### [GOAL]
Output an exact reproduction of the data.

### [TASK INPUT]

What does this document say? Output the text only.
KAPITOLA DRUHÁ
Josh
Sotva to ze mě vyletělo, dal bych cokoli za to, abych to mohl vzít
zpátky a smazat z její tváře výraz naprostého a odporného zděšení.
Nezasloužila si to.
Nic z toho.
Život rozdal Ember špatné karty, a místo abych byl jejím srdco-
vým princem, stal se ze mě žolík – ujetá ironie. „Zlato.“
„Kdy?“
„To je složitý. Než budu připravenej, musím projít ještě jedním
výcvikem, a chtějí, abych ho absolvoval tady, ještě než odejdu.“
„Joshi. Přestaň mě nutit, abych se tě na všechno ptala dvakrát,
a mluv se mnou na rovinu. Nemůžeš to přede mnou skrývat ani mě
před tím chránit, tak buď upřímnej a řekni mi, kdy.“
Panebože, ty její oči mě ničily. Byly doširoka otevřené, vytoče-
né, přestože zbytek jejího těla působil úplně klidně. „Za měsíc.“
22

### [ANSWER FOR THIS EXERCISE]
What does this document say? Output the text only.
KAPITOLA DRUHÁ
Josh
Sotva to ze mě vyletělo, dal bych cokoli za to, abych to mohl vzít
zpátky a smazat z její tváře výraz naprostého a odporného zděšení.
Nezasloužila si to.
Nic z toho.
Život rozdal Ember špatné karty, a místo abych byl jejím srdco-
vým princem, stal se ze mě žolík – ujetá ironie. „Zlato.“
„Kdy?“
„To je složitý. Než budu připravenej, musím projít ještě jedním
výcvikem, a chtějí, abych ho absolvoval tady, ještě než odejdu.“
„Joshi. Přestaň mě nutit, abych se tě na všechno ptala dvakrát,
a mluv se mnou na rovinu. Nemůžeš to přede mnou skrývat ani mě
před tím chránit, tak buď upřímnej a řekni mi, kdy.“
Panebože, ty její oči mě ničily. Byly doširoka otevřené, vytoče-
né, přestože zbytek jejího těla působil úplně klidně. „Za měsíc.“
22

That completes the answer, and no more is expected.